Start

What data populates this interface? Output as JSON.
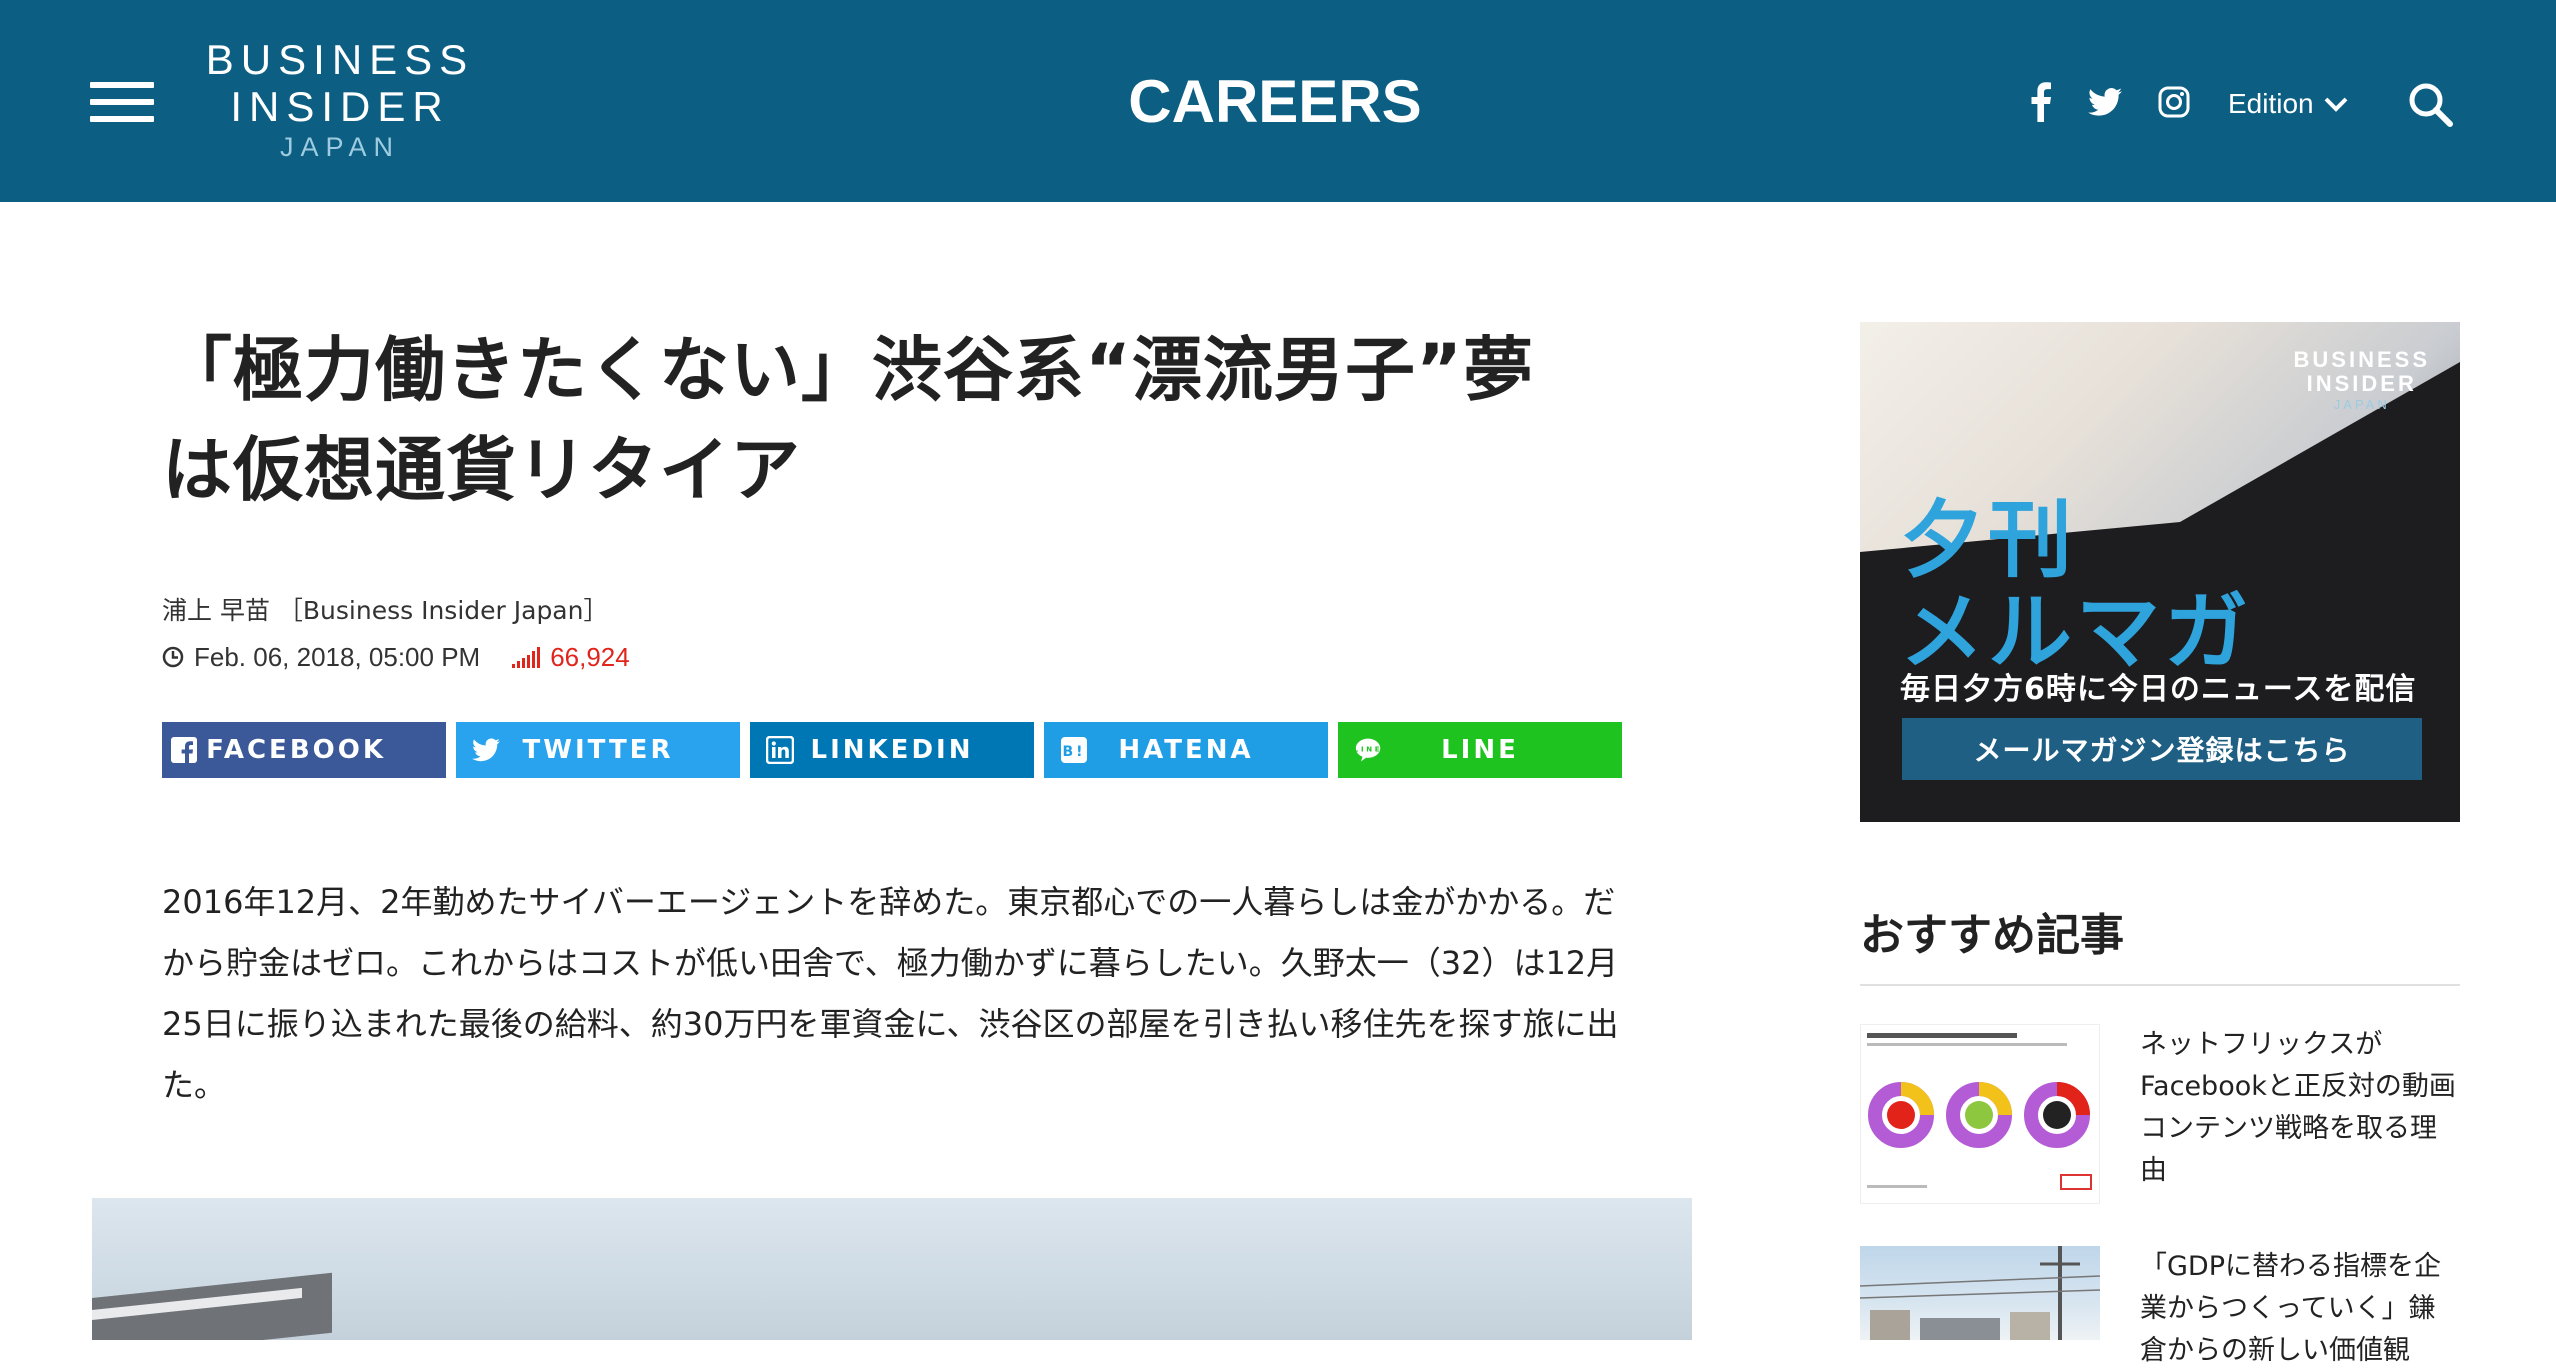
{
  "header": {
    "logo": {
      "line1": "BUSINESS",
      "line2": "INSIDER",
      "line3": "JAPAN"
    },
    "section_title": "CAREERS",
    "edition_label": "Edition",
    "colors": {
      "bar": "#0c5f83"
    }
  },
  "article": {
    "headline": "「極力働きたくない」渋谷系“漂流男子”夢は仮想通貨リタイア",
    "byline": "浦上 早苗 ［Business Insider Japan］",
    "date": "Feb. 06, 2018, 05:00 PM",
    "views": "66,924",
    "share_buttons": [
      {
        "label": "FACEBOOK",
        "icon": "facebook-icon",
        "color": "#3b5998"
      },
      {
        "label": "TWITTER",
        "icon": "twitter-icon",
        "color": "#2aa3ef"
      },
      {
        "label": "LINKEDIN",
        "icon": "linkedin-icon",
        "color": "#0077b5"
      },
      {
        "label": "HATENA",
        "icon": "hatena-icon",
        "color": "#1f9ee6"
      },
      {
        "label": "LINE",
        "icon": "line-icon",
        "color": "#1fc31f"
      }
    ],
    "body": "2016年12月、2年勤めたサイバーエージェントを辞めた。東京都心での一人暮らしは金がかかる。だから貯金はゼロ。これからはコストが低い田舎で、極力働かずに暮らしたい。久野太一（32）は12月25日に振り込まれた最後の給料、約30万円を軍資金に、渋谷区の部屋を引き払い移住先を探す旅に出た。"
  },
  "sidebar": {
    "ad": {
      "logo": {
        "line1": "BUSINESS",
        "line2": "INSIDER",
        "line3": "JAPAN"
      },
      "title_line1": "夕刊",
      "title_line2": "メルマガ",
      "subtitle": "毎日夕方6時に今日のニュースを配信",
      "button_label": "メールマガジン登録はこちら"
    },
    "recommended_heading": "おすすめ記事",
    "recommended": [
      {
        "title": "ネットフリックスがFacebookと正反対の動画コンテンツ戦略を取る理由"
      },
      {
        "title": "「GDPに替わる指標を企業からつくっていく」鎌倉からの新しい価値観"
      }
    ]
  }
}
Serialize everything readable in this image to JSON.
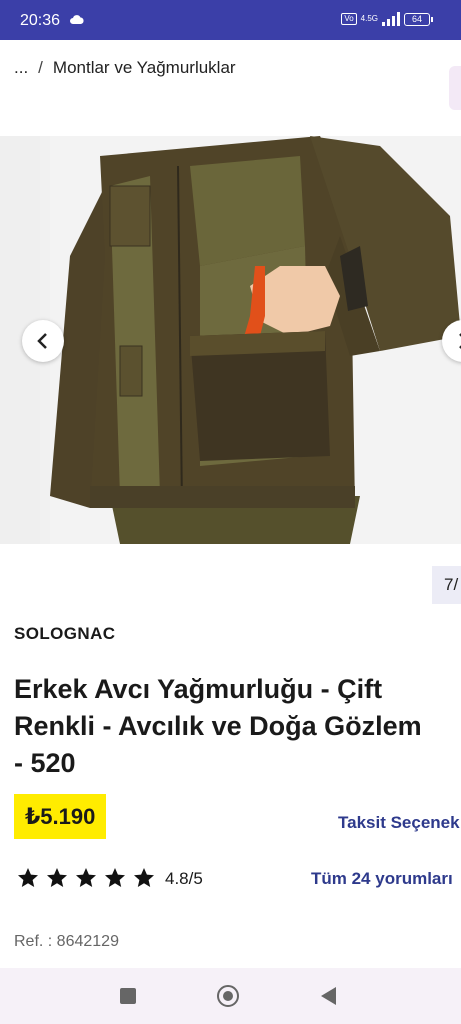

End

Repeat the material above word for word, please, apart from its images.

What data populates this interface? Output as JSON.
{
  "header": {
    "logo": {
      "line1": "BUSINESS",
      "line2": "INSIDER",
      "line3": "JAPAN"
    },
    "section_title": "CAREERS",
    "edition_label": "Edition",
    "colors": {
      "bar": "#0c5f83"
    }
  },
  "article": {
    "headline": "「極力働きたくない」渋谷系“漂流男子”夢は仮想通貨リタイア",
    "byline": "浦上 早苗 ［Business Insider Japan］",
    "date": "Feb. 06, 2018, 05:00 PM",
    "views": "66,924",
    "share_buttons": [
      {
        "label": "FACEBOOK",
        "icon": "facebook-icon",
        "color": "#3b5998"
      },
      {
        "label": "TWITTER",
        "icon": "twitter-icon",
        "color": "#2aa3ef"
      },
      {
        "label": "LINKEDIN",
        "icon": "linkedin-icon",
        "color": "#0077b5"
      },
      {
        "label": "HATENA",
        "icon": "hatena-icon",
        "color": "#1f9ee6"
      },
      {
        "label": "LINE",
        "icon": "line-icon",
        "color": "#1fc31f"
      }
    ],
    "body": "2016年12月、2年勤めたサイバーエージェントを辞めた。東京都心での一人暮らしは金がかかる。だから貯金はゼロ。これからはコストが低い田舎で、極力働かずに暮らしたい。久野太一（32）は12月25日に振り込まれた最後の給料、約30万円を軍資金に、渋谷区の部屋を引き払い移住先を探す旅に出た。"
  },
  "sidebar": {
    "ad": {
      "logo": {
        "line1": "BUSINESS",
        "line2": "INSIDER",
        "line3": "JAPAN"
      },
      "title_line1": "夕刊",
      "title_line2": "メルマガ",
      "subtitle": "毎日夕方6時に今日のニュースを配信",
      "button_label": "メールマガジン登録はこちら"
    },
    "recommended_heading": "おすすめ記事",
    "recommended": [
      {
        "title": "ネットフリックスがFacebookと正反対の動画コンテンツ戦略を取る理由"
      },
      {
        "title": "「GDPに替わる指標を企業からつくっていく」鎌倉からの新しい価値観"
      }
    ]
  }
}
Serialize everything readable in this image to JSON.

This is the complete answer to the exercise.